---- Provided entries
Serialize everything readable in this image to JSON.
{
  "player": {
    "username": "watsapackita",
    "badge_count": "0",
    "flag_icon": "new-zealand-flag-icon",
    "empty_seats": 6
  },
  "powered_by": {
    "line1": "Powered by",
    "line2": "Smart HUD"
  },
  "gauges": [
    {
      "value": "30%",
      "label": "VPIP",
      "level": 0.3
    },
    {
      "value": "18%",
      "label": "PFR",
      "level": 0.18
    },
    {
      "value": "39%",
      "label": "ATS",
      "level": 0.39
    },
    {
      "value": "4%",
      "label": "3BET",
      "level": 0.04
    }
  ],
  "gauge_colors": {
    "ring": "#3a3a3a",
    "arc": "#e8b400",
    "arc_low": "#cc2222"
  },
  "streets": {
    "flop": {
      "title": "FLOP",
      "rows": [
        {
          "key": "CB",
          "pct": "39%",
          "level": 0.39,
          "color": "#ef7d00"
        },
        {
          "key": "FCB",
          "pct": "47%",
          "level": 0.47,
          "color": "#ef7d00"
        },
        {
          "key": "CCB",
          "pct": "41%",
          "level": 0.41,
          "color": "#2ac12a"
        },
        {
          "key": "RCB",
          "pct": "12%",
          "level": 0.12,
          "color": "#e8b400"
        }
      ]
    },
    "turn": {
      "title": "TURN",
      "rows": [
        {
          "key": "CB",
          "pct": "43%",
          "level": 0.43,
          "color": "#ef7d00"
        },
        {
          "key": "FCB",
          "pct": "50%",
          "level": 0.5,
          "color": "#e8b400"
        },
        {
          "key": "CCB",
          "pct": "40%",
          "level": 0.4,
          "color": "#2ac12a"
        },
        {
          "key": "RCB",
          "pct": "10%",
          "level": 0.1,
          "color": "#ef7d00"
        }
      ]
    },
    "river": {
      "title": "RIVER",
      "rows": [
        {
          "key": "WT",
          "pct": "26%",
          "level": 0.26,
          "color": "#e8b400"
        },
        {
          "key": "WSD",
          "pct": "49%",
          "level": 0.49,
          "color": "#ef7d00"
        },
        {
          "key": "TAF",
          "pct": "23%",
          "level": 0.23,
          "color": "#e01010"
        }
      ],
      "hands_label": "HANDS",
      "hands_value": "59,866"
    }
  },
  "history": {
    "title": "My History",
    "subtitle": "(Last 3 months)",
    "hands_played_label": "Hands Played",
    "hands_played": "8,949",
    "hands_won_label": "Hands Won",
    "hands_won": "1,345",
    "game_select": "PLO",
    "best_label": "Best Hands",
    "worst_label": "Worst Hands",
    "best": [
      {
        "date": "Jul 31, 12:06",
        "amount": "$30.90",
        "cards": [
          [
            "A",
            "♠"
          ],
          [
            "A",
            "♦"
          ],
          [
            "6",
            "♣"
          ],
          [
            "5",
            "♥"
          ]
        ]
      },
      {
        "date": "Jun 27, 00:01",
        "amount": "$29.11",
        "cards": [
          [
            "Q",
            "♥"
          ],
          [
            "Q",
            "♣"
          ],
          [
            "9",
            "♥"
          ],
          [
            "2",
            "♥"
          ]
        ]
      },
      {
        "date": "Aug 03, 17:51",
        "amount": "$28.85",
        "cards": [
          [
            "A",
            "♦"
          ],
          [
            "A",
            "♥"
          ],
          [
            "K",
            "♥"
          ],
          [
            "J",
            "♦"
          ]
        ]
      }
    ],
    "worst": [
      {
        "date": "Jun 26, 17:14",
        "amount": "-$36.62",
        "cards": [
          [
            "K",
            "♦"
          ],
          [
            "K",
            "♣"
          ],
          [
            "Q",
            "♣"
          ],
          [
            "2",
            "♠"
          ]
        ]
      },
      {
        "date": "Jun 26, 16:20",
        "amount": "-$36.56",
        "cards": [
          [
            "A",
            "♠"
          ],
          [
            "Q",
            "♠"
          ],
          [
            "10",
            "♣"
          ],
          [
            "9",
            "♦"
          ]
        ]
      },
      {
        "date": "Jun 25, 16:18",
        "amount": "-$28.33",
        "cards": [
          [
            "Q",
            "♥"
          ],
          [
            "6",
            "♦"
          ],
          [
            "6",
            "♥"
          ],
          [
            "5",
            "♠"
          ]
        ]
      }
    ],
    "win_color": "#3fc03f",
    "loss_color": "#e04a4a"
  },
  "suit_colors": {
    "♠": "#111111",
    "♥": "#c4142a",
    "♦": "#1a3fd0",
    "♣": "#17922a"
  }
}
--------
Aim of the exercise: Output the whole listing above again, word for word.

Solution:
Serialize everything readable in this image to JSON.
{
  "player": {
    "username": "watsapackita",
    "badge_count": "0",
    "flag_icon": "new-zealand-flag-icon",
    "empty_seats": 6
  },
  "powered_by": {
    "line1": "Powered by",
    "line2": "Smart HUD"
  },
  "gauges": [
    {
      "value": "30%",
      "label": "VPIP",
      "level": 0.3
    },
    {
      "value": "18%",
      "label": "PFR",
      "level": 0.18
    },
    {
      "value": "39%",
      "label": "ATS",
      "level": 0.39
    },
    {
      "value": "4%",
      "label": "3BET",
      "level": 0.04
    }
  ],
  "gauge_colors": {
    "ring": "#3a3a3a",
    "arc": "#e8b400",
    "arc_low": "#cc2222"
  },
  "streets": {
    "flop": {
      "title": "FLOP",
      "rows": [
        {
          "key": "CB",
          "pct": "39%",
          "level": 0.39,
          "color": "#ef7d00"
        },
        {
          "key": "FCB",
          "pct": "47%",
          "level": 0.47,
          "color": "#ef7d00"
        },
        {
          "key": "CCB",
          "pct": "41%",
          "level": 0.41,
          "color": "#2ac12a"
        },
        {
          "key": "RCB",
          "pct": "12%",
          "level": 0.12,
          "color": "#e8b400"
        }
      ]
    },
    "turn": {
      "title": "TURN",
      "rows": [
        {
          "key": "CB",
          "pct": "43%",
          "level": 0.43,
          "color": "#ef7d00"
        },
        {
          "key": "FCB",
          "pct": "50%",
          "level": 0.5,
          "color": "#e8b400"
        },
        {
          "key": "CCB",
          "pct": "40%",
          "level": 0.4,
          "color": "#2ac12a"
        },
        {
          "key": "RCB",
          "pct": "10%",
          "level": 0.1,
          "color": "#ef7d00"
        }
      ]
    },
    "river": {
      "title": "RIVER",
      "rows": [
        {
          "key": "WT",
          "pct": "26%",
          "level": 0.26,
          "color": "#e8b400"
        },
        {
          "key": "WSD",
          "pct": "49%",
          "level": 0.49,
          "color": "#ef7d00"
        },
        {
          "key": "TAF",
          "pct": "23%",
          "level": 0.23,
          "color": "#e01010"
        }
      ],
      "hands_label": "HANDS",
      "hands_value": "59,866"
    }
  },
  "history": {
    "title": "My History",
    "subtitle": "(Last 3 months)",
    "hands_played_label": "Hands Played",
    "hands_played": "8,949",
    "hands_won_label": "Hands Won",
    "hands_won": "1,345",
    "game_select": "PLO",
    "best_label": "Best Hands",
    "worst_label": "Worst Hands",
    "best": [
      {
        "date": "Jul 31, 12:06",
        "amount": "$30.90",
        "cards": [
          [
            "A",
            "♠"
          ],
          [
            "A",
            "♦"
          ],
          [
            "6",
            "♣"
          ],
          [
            "5",
            "♥"
          ]
        ]
      },
      {
        "date": "Jun 27, 00:01",
        "amount": "$29.11",
        "cards": [
          [
            "Q",
            "♥"
          ],
          [
            "Q",
            "♣"
          ],
          [
            "9",
            "♥"
          ],
          [
            "2",
            "♥"
          ]
        ]
      },
      {
        "date": "Aug 03, 17:51",
        "amount": "$28.85",
        "cards": [
          [
            "A",
            "♦"
          ],
          [
            "A",
            "♥"
          ],
          [
            "K",
            "♥"
          ],
          [
            "J",
            "♦"
          ]
        ]
      }
    ],
    "worst": [
      {
        "date": "Jun 26, 17:14",
        "amount": "-$36.62",
        "cards": [
          [
            "K",
            "♦"
          ],
          [
            "K",
            "♣"
          ],
          [
            "Q",
            "♣"
          ],
          [
            "2",
            "♠"
          ]
        ]
      },
      {
        "date": "Jun 26, 16:20",
        "amount": "-$36.56",
        "cards": [
          [
            "A",
            "♠"
          ],
          [
            "Q",
            "♠"
          ],
          [
            "10",
            "♣"
          ],
          [
            "9",
            "♦"
          ]
        ]
      },
      {
        "date": "Jun 25, 16:18",
        "amount": "-$28.33",
        "cards": [
          [
            "Q",
            "♥"
          ],
          [
            "6",
            "♦"
          ],
          [
            "6",
            "♥"
          ],
          [
            "5",
            "♠"
          ]
        ]
      }
    ],
    "win_color": "#3fc03f",
    "loss_color": "#e04a4a"
  },
  "suit_colors": {
    "♠": "#111111",
    "♥": "#c4142a",
    "♦": "#1a3fd0",
    "♣": "#17922a"
  }
}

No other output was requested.